### RAW DATA
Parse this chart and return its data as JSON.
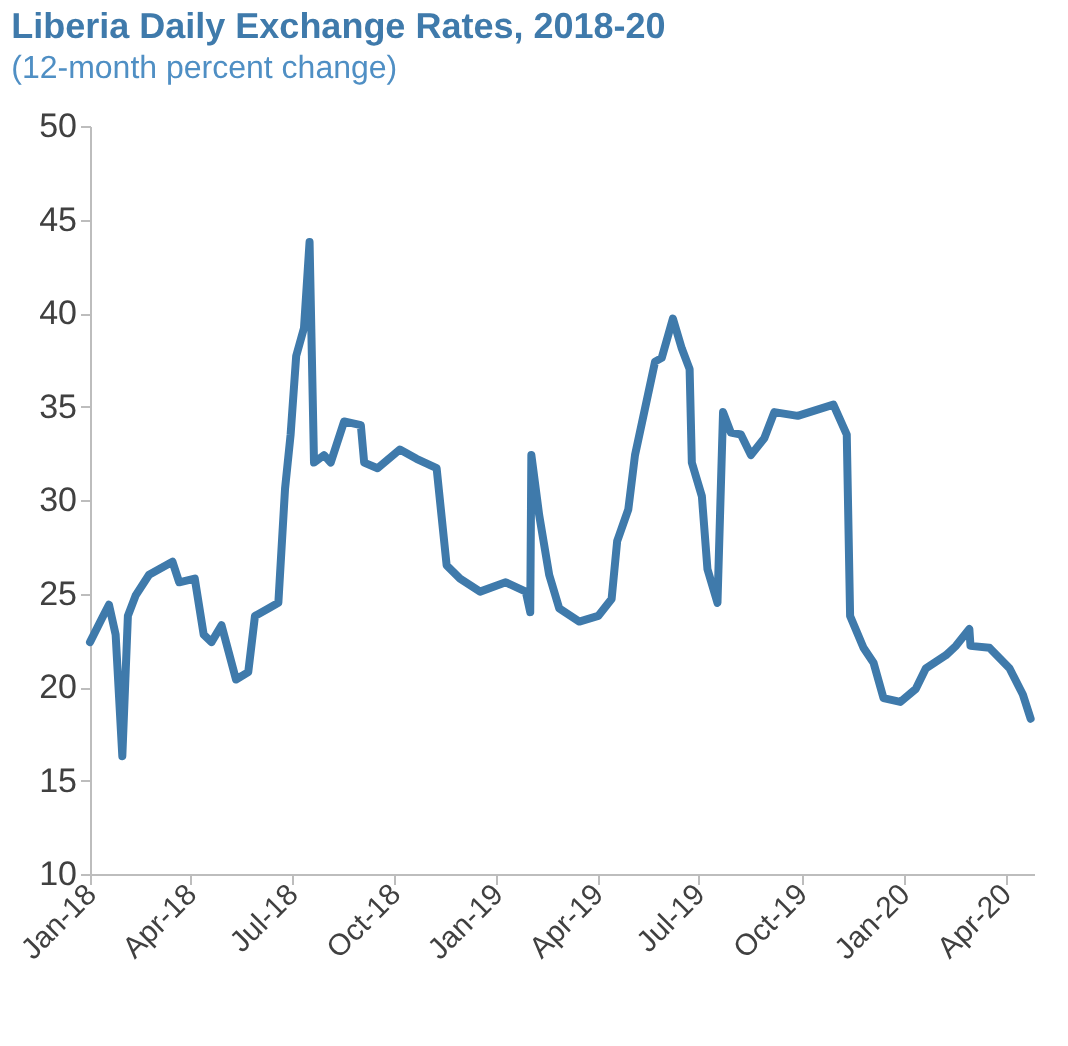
{
  "chart_data": {
    "type": "line",
    "title": "Liberia Daily Exchange Rates, 2018-20",
    "subtitle": "(12-month percent change)",
    "x": [
      "2018-01-01",
      "2018-01-12",
      "2018-01-18",
      "2018-01-24",
      "2018-01-30",
      "2018-02-04",
      "2018-02-11",
      "2018-02-23",
      "2018-03-16",
      "2018-03-22",
      "2018-04-05",
      "2018-04-13",
      "2018-04-20",
      "2018-04-29",
      "2018-05-12",
      "2018-05-23",
      "2018-05-29",
      "2018-06-10",
      "2018-06-19",
      "2018-06-25",
      "2018-06-30",
      "2018-07-05",
      "2018-07-12",
      "2018-07-17",
      "2018-07-21",
      "2018-07-30",
      "2018-08-05",
      "2018-08-17",
      "2018-09-01",
      "2018-09-04",
      "2018-09-16",
      "2018-10-06",
      "2018-10-21",
      "2018-11-08",
      "2018-11-17",
      "2018-11-29",
      "2018-12-17",
      "2019-01-09",
      "2019-01-27",
      "2019-01-31",
      "2019-02-01",
      "2019-02-08",
      "2019-02-17",
      "2019-02-26",
      "2019-03-16",
      "2019-04-02",
      "2019-04-14",
      "2019-04-19",
      "2019-04-29",
      "2019-05-05",
      "2019-05-14",
      "2019-05-23",
      "2019-05-29",
      "2019-06-08",
      "2019-06-16",
      "2019-06-23",
      "2019-06-25",
      "2019-07-04",
      "2019-07-09",
      "2019-07-18",
      "2019-07-23",
      "2019-07-30",
      "2019-08-08",
      "2019-08-17",
      "2019-08-29",
      "2019-09-07",
      "2019-09-28",
      "2019-10-30",
      "2019-11-11",
      "2019-11-14",
      "2019-11-26",
      "2019-12-05",
      "2019-12-14",
      "2019-12-29",
      "2020-01-12",
      "2020-01-21",
      "2020-02-08",
      "2020-02-17",
      "2020-02-29",
      "2020-03-01",
      "2020-03-18",
      "2020-04-05",
      "2020-04-17",
      "2020-04-24"
    ],
    "series": [
      {
        "color": "#3f7aab",
        "values": [
          22.4,
          23.7,
          24.4,
          22.8,
          16.3,
          23.8,
          24.9,
          26.0,
          26.7,
          25.6,
          25.8,
          22.8,
          22.4,
          23.3,
          20.4,
          20.8,
          23.8,
          24.2,
          24.5,
          30.6,
          33.5,
          37.7,
          39.2,
          43.8,
          32.0,
          32.4,
          32.0,
          34.2,
          34.0,
          32.0,
          31.7,
          32.7,
          32.2,
          31.7,
          26.5,
          25.8,
          25.1,
          25.6,
          25.1,
          24.0,
          32.4,
          29.2,
          26.0,
          24.2,
          23.5,
          23.8,
          24.7,
          27.8,
          29.5,
          32.4,
          34.9,
          37.4,
          37.6,
          39.7,
          38.1,
          37.0,
          32.0,
          30.2,
          26.3,
          24.5,
          34.7,
          33.6,
          33.5,
          32.4,
          33.3,
          34.7,
          34.5,
          35.1,
          33.5,
          23.8,
          22.1,
          21.3,
          19.4,
          19.2,
          19.9,
          21.0,
          21.7,
          22.2,
          23.1,
          22.2,
          22.1,
          21.0,
          19.6,
          18.3
        ]
      }
    ],
    "xlim": [
      "2018-01-01",
      "2020-04-27"
    ],
    "xticks": [
      {
        "value": "2018-01",
        "label": "Jan-18"
      },
      {
        "value": "2018-04",
        "label": "Apr-18"
      },
      {
        "value": "2018-07",
        "label": "Jul-18"
      },
      {
        "value": "2018-10",
        "label": "Oct-18"
      },
      {
        "value": "2019-01",
        "label": "Jan-19"
      },
      {
        "value": "2019-04",
        "label": "Apr-19"
      },
      {
        "value": "2019-07",
        "label": "Jul-19"
      },
      {
        "value": "2019-10",
        "label": "Oct-19"
      },
      {
        "value": "2020-01",
        "label": "Jan-20"
      },
      {
        "value": "2020-04",
        "label": "Apr-20"
      }
    ],
    "ylim": [
      10,
      50
    ],
    "yticks": [
      10,
      15,
      20,
      25,
      30,
      35,
      40,
      45,
      50
    ],
    "grid": false,
    "marker": "none",
    "line_style": "solid"
  }
}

### WHAT YOU NEED TO DO
The records shown above are to be repeated exactly, with the pictures left out.

### WORKED ANSWER
Parse this chart and return its data as JSON.
{
  "chart_data": {
    "type": "line",
    "title": "Liberia Daily Exchange Rates, 2018-20",
    "subtitle": "(12-month percent change)",
    "x": [
      "2018-01-01",
      "2018-01-12",
      "2018-01-18",
      "2018-01-24",
      "2018-01-30",
      "2018-02-04",
      "2018-02-11",
      "2018-02-23",
      "2018-03-16",
      "2018-03-22",
      "2018-04-05",
      "2018-04-13",
      "2018-04-20",
      "2018-04-29",
      "2018-05-12",
      "2018-05-23",
      "2018-05-29",
      "2018-06-10",
      "2018-06-19",
      "2018-06-25",
      "2018-06-30",
      "2018-07-05",
      "2018-07-12",
      "2018-07-17",
      "2018-07-21",
      "2018-07-30",
      "2018-08-05",
      "2018-08-17",
      "2018-09-01",
      "2018-09-04",
      "2018-09-16",
      "2018-10-06",
      "2018-10-21",
      "2018-11-08",
      "2018-11-17",
      "2018-11-29",
      "2018-12-17",
      "2019-01-09",
      "2019-01-27",
      "2019-01-31",
      "2019-02-01",
      "2019-02-08",
      "2019-02-17",
      "2019-02-26",
      "2019-03-16",
      "2019-04-02",
      "2019-04-14",
      "2019-04-19",
      "2019-04-29",
      "2019-05-05",
      "2019-05-14",
      "2019-05-23",
      "2019-05-29",
      "2019-06-08",
      "2019-06-16",
      "2019-06-23",
      "2019-06-25",
      "2019-07-04",
      "2019-07-09",
      "2019-07-18",
      "2019-07-23",
      "2019-07-30",
      "2019-08-08",
      "2019-08-17",
      "2019-08-29",
      "2019-09-07",
      "2019-09-28",
      "2019-10-30",
      "2019-11-11",
      "2019-11-14",
      "2019-11-26",
      "2019-12-05",
      "2019-12-14",
      "2019-12-29",
      "2020-01-12",
      "2020-01-21",
      "2020-02-08",
      "2020-02-17",
      "2020-02-29",
      "2020-03-01",
      "2020-03-18",
      "2020-04-05",
      "2020-04-17",
      "2020-04-24"
    ],
    "series": [
      {
        "color": "#3f7aab",
        "values": [
          22.4,
          23.7,
          24.4,
          22.8,
          16.3,
          23.8,
          24.9,
          26.0,
          26.7,
          25.6,
          25.8,
          22.8,
          22.4,
          23.3,
          20.4,
          20.8,
          23.8,
          24.2,
          24.5,
          30.6,
          33.5,
          37.7,
          39.2,
          43.8,
          32.0,
          32.4,
          32.0,
          34.2,
          34.0,
          32.0,
          31.7,
          32.7,
          32.2,
          31.7,
          26.5,
          25.8,
          25.1,
          25.6,
          25.1,
          24.0,
          32.4,
          29.2,
          26.0,
          24.2,
          23.5,
          23.8,
          24.7,
          27.8,
          29.5,
          32.4,
          34.9,
          37.4,
          37.6,
          39.7,
          38.1,
          37.0,
          32.0,
          30.2,
          26.3,
          24.5,
          34.7,
          33.6,
          33.5,
          32.4,
          33.3,
          34.7,
          34.5,
          35.1,
          33.5,
          23.8,
          22.1,
          21.3,
          19.4,
          19.2,
          19.9,
          21.0,
          21.7,
          22.2,
          23.1,
          22.2,
          22.1,
          21.0,
          19.6,
          18.3
        ]
      }
    ],
    "xlim": [
      "2018-01-01",
      "2020-04-27"
    ],
    "xticks": [
      {
        "value": "2018-01",
        "label": "Jan-18"
      },
      {
        "value": "2018-04",
        "label": "Apr-18"
      },
      {
        "value": "2018-07",
        "label": "Jul-18"
      },
      {
        "value": "2018-10",
        "label": "Oct-18"
      },
      {
        "value": "2019-01",
        "label": "Jan-19"
      },
      {
        "value": "2019-04",
        "label": "Apr-19"
      },
      {
        "value": "2019-07",
        "label": "Jul-19"
      },
      {
        "value": "2019-10",
        "label": "Oct-19"
      },
      {
        "value": "2020-01",
        "label": "Jan-20"
      },
      {
        "value": "2020-04",
        "label": "Apr-20"
      }
    ],
    "ylim": [
      10,
      50
    ],
    "yticks": [
      10,
      15,
      20,
      25,
      30,
      35,
      40,
      45,
      50
    ],
    "grid": false,
    "marker": "none",
    "line_style": "solid"
  }
}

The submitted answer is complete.